Records from a dataset:
'''

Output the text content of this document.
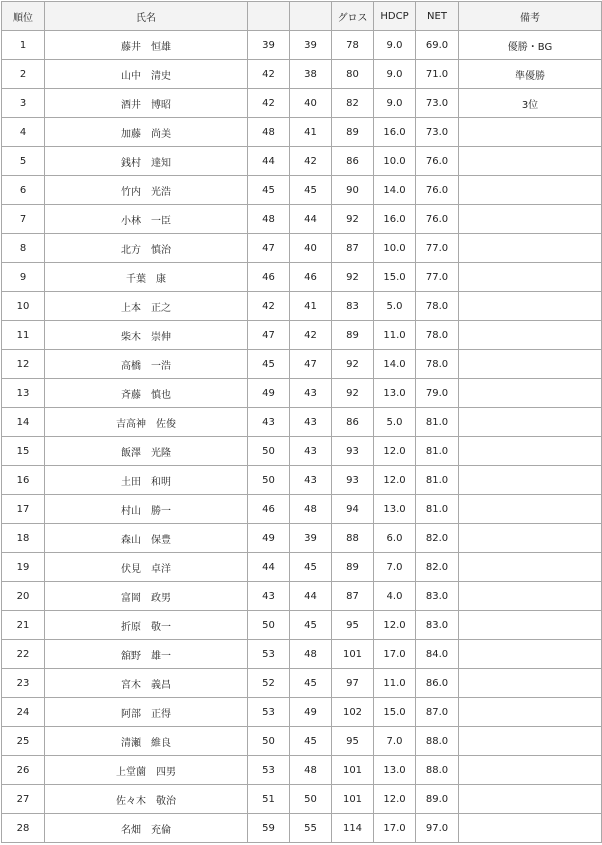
順位	氏名			グロス	HDCP	NET	備考
1	藤井　恒雄	39	39	78	9.0	69.0	優勝・BG
2	山中　清史	42	38	80	9.0	71.0	準優勝
3	酒井　博昭	42	40	82	9.0	73.0	3位
4	加藤　尚美	48	41	89	16.0	73.0	
5	銭村　達知	44	42	86	10.0	76.0	
6	竹内　光浩	45	45	90	14.0	76.0	
7	小林　一臣	48	44	92	16.0	76.0	
8	北方　慎治	47	40	87	10.0	77.0	
9	千葉　康	46	46	92	15.0	77.0	
10	上本　正之	42	41	83	5.0	78.0	
11	柴木　崇伸	47	42	89	11.0	78.0	
12	高橋　一浩	45	47	92	14.0	78.0	
13	斉藤　慎也	49	43	92	13.0	79.0	
14	吉高神　佐俊	43	43	86	5.0	81.0	
15	飯澤　光隆	50	43	93	12.0	81.0	
16	土田　和明	50	43	93	12.0	81.0	
17	村山　勝一	46	48	94	13.0	81.0	
18	森山　保豊	49	39	88	6.0	82.0	
19	伏見　卓洋	44	45	89	7.0	82.0	
20	富岡　政男	43	44	87	4.0	83.0	
21	折原　敬一	50	45	95	12.0	83.0	
22	舘野　雄一	53	48	101	17.0	84.0	
23	宮木　義昌	52	45	97	11.0	86.0	
24	阿部　正得	53	49	102	15.0	87.0	
25	清瀬　維良	50	45	95	7.0	88.0	
26	上堂薗　四男	53	48	101	13.0	88.0	
27	佐々木　敬治	51	50	101	12.0	89.0	
28	名畑　充倫	59	55	114	17.0	97.0	
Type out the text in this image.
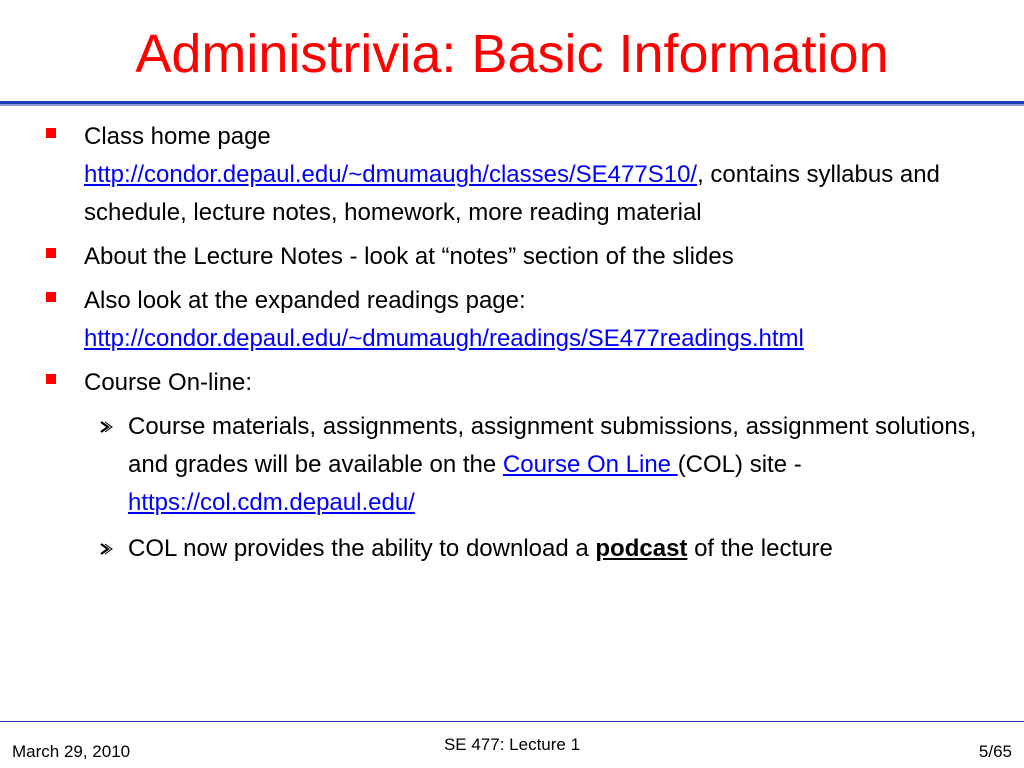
Administrivia: Basic Information
Class home page
http://condor.depaul.edu/~dmumaugh/classes/SE477S10/, contains syllabus and schedule, lecture notes, homework, more reading material
About the Lecture Notes - look at “notes” section of the slides
Also look at the expanded readings page:
http://condor.depaul.edu/~dmumaugh/readings/SE477readings.html
Course On-line:
Course materials, assignments, assignment submissions, assignment solutions, and grades will be available on the Course On Line (COL) site - https://col.cdm.depaul.edu/
COL now provides the ability to download a podcast of the lecture
March 29, 2010	SE 477: Lecture 1	5/65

'''

_Request_
Reproduce exactly the lines from the one with "Type out the text in this image." to the bottom of the listing, both ends included, and nothing else. Skip the pictures.

_Task response_
Type out the text in this image.
Administrivia: Basic Information
Class home page
http://condor.depaul.edu/~dmumaugh/classes/SE477S10/, contains syllabus and schedule, lecture notes, homework, more reading material
About the Lecture Notes - look at “notes” section of the slides
Also look at the expanded readings page:
http://condor.depaul.edu/~dmumaugh/readings/SE477readings.html
Course On-line:
Course materials, assignments, assignment submissions, assignment solutions, and grades will be available on the Course On Line (COL) site - https://col.cdm.depaul.edu/
COL now provides the ability to download a podcast of the lecture
March 29, 2010	SE 477: Lecture 1	5/65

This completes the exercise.